-- Предоставленный отрывок --
Затем Уорден подтвердил, что сенатор признался в ложном заявлении, только услышав, что расследование не продолжится. Уорден точно описал завершение беседы с Янгом, когда сенатор сказал, что преступления не было, и он сам решит вопрос в частном порядке.
Защитник сенатора завершил перекрестный вопрос с удовлетворенной улыбочкой.
– Спасибо, детектив Уорден.
Спасибо, еще бы. Признание сенатора выставили результатом принуждения, прокурор не хотел поднимать тему мотива, стоящего за ложным заявлением, и районному судье не понадобилось долго размышлять, чтобы прийти к ожидаемому вердикту.
На выходе из зала суда Ларри Янг подошел к Дональду Уордену и протянул ему руку.
– Спасибо за то, что не солгали, – сказал он. Уорден удивленно воззрился в ответ.
– А с чего мне было лгать?
В данном контексте это поразительное оскорбление. Зачем ему лгать? Зачем лжесвидетельствовать под присягой? Зачем рисковать своими принципами, не говоря уже о работе и пенсии, ради победы в таком-то деле? Чтобы повесить на стену голову какого-то политика? Заслужить вечное уважение политических врагов Ларри Янга?

(Записи из собрания)
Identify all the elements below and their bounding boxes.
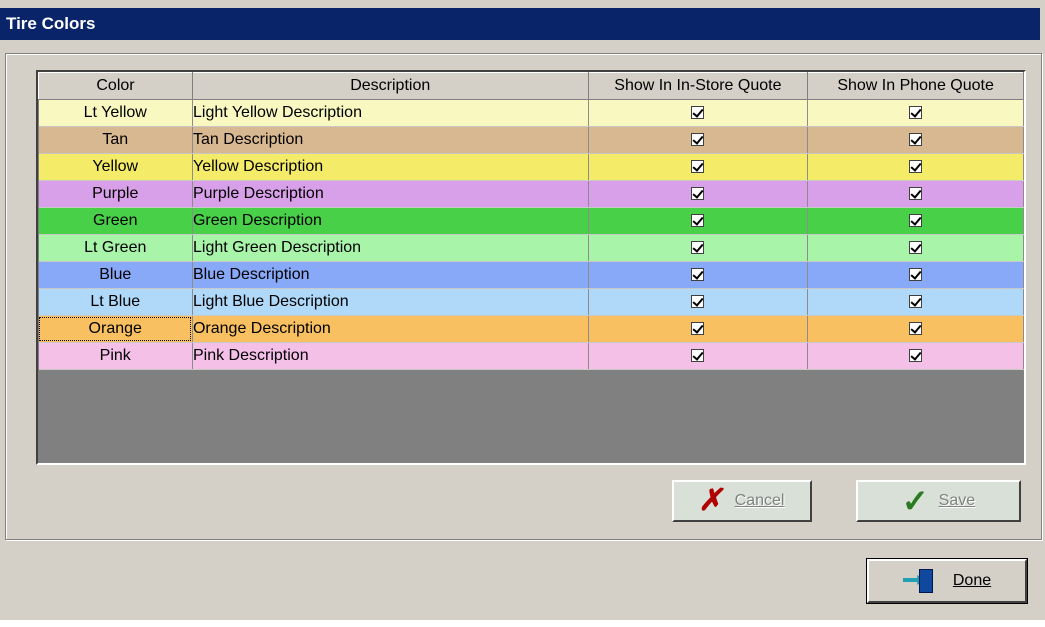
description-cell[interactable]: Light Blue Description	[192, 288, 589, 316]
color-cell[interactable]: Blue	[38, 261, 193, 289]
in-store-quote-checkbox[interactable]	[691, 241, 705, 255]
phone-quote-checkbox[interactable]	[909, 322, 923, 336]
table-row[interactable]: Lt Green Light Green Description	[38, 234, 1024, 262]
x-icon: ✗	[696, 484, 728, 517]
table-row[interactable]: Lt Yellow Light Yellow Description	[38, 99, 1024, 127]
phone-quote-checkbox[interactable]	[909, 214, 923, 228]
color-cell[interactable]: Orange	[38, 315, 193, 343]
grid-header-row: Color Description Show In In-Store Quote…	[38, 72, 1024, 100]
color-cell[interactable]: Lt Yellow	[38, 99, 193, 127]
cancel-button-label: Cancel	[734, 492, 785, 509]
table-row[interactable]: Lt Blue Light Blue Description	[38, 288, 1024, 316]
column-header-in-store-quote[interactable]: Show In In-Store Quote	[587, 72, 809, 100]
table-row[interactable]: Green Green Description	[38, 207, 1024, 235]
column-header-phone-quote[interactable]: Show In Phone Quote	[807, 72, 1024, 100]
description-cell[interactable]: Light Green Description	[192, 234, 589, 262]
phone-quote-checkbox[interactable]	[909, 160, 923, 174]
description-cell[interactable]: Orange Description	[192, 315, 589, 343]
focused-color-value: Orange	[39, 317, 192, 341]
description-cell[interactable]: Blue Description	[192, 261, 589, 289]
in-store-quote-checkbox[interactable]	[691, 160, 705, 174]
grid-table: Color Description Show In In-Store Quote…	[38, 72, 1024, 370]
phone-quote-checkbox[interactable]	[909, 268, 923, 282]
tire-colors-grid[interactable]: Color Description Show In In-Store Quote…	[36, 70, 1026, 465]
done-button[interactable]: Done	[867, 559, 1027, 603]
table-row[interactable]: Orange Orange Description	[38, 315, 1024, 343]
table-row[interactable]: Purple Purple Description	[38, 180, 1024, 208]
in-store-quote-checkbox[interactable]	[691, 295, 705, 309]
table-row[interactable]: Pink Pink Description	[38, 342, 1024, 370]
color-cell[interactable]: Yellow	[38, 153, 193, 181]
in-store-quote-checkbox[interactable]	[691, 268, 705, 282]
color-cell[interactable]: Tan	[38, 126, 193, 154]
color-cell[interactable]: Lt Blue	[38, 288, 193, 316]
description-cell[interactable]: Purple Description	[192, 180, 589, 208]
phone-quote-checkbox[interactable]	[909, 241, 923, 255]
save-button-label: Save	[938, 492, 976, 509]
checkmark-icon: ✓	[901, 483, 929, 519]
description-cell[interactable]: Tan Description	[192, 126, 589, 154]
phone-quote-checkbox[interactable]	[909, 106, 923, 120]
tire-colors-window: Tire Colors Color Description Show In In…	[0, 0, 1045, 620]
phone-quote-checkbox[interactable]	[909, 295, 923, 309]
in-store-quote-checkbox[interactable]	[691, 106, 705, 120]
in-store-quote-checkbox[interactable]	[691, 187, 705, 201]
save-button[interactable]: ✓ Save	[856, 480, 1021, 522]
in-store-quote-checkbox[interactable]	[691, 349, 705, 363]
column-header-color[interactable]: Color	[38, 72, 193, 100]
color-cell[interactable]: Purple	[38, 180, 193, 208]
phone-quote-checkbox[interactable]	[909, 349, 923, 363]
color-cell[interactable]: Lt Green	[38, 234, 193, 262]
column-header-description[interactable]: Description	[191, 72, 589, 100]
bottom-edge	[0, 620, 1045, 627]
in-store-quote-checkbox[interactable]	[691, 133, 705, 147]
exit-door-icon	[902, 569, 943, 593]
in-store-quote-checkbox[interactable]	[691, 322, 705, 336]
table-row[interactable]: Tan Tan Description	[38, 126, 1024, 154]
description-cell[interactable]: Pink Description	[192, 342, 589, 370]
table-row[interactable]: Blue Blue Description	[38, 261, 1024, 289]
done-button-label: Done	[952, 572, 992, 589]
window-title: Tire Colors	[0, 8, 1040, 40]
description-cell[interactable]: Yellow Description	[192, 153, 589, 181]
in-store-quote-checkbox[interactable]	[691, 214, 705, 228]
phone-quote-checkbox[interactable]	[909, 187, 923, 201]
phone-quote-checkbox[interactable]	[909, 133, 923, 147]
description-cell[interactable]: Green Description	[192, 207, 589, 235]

-- Задание A --
Изложите содержание отрывка о показаниях детектива Уордена в двух предложениях.
-- Задание B --
Перепишите без изменений часть отрывка о показаниях детектива Уордена от слов «Затем Уорден подтвердил, что» вплоть до слов «с удовлетворенной улыбочкой.» включительно.

-- Верный ответ A --
Детектив Уорден подтвердил в суде, что сенатор Ларри Янг признался в ложном заявлении, только услышав, что расследование не продолжится, однако признание выставили результатом принуждения, и районный судья без долгих размышлений пришел к ожидаемому вердикту. На выходе из зала суда Янг поблагодарил Уордена за то, что тот не солгал, а Уорден удивленно спросил, с чего ему было лгать.

-- Верный ответ B --
Затем Уорден подтвердил, что сенатор признался в ложном заявлении, только услышав, что расследование не продолжится. Уорден точно описал завершение беседы с Янгом, когда сенатор сказал, что преступления не было, и он сам решит вопрос в частном порядке.
Защитник сенатора завершил перекрестный вопрос с удовлетворенной улыбочкой.